◆ **Stated exercise**
Read the records below and copy each line that contains "value".

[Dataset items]
__________

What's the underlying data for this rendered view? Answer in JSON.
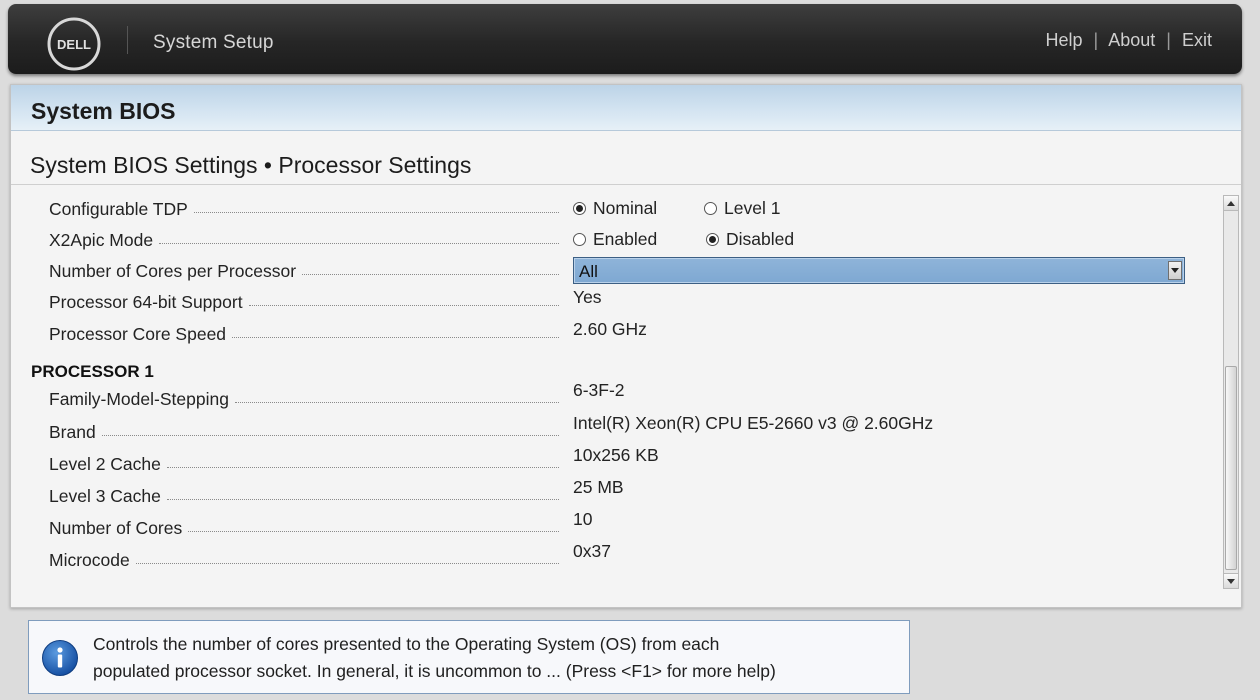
{
  "header": {
    "logo_text": "DELL",
    "app_title": "System Setup",
    "links": [
      "Help",
      "About",
      "Exit"
    ],
    "separator": "|"
  },
  "panel": {
    "title": "System BIOS",
    "subtitle": "System BIOS Settings • Processor Settings"
  },
  "settings": {
    "configurable_tdp": {
      "label": "Configurable TDP",
      "options": [
        "Nominal",
        "Level 1"
      ],
      "selected": "Nominal"
    },
    "x2apic_mode": {
      "label": "X2Apic Mode",
      "options": [
        "Enabled",
        "Disabled"
      ],
      "selected": "Disabled"
    },
    "cores_per_processor": {
      "label": "Number of Cores per Processor",
      "value": "All"
    },
    "processor_64bit": {
      "label": "Processor 64-bit Support",
      "value": "Yes"
    },
    "core_speed": {
      "label": "Processor Core Speed",
      "value": "2.60 GHz"
    }
  },
  "processor1": {
    "heading": "PROCESSOR 1",
    "rows": [
      {
        "label": "Family-Model-Stepping",
        "value": "6-3F-2"
      },
      {
        "label": "Brand",
        "value": "Intel(R) Xeon(R) CPU E5-2660 v3 @ 2.60GHz"
      },
      {
        "label": "Level 2 Cache",
        "value": "10x256 KB"
      },
      {
        "label": "Level 3 Cache",
        "value": "25 MB"
      },
      {
        "label": "Number of Cores",
        "value": "10"
      },
      {
        "label": "Microcode",
        "value": "0x37"
      }
    ]
  },
  "help": {
    "icon": "info-icon",
    "line1": "Controls the number of cores presented to the Operating System (OS) from each",
    "line2": "populated processor socket. In general, it is uncommon to ... (Press <F1> for more help)"
  },
  "colors": {
    "header_bg": "#262626",
    "panel_header_bg": "#c9dceb",
    "dropdown_bg": "#85acd5",
    "info_icon": "#1e63b8"
  }
}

__________

◆ **Reply**
      "value": "All"
      "value": "Yes"
      "value": "2.60 GHz"
        "value": "6-3F-2"
        "value": "Intel(R) Xeon(R) CPU E5-2660 v3 @ 2.60GHz"
        "value": "10x256 KB"
        "value": "25 MB"
        "value": "10"
        "value": "0x37"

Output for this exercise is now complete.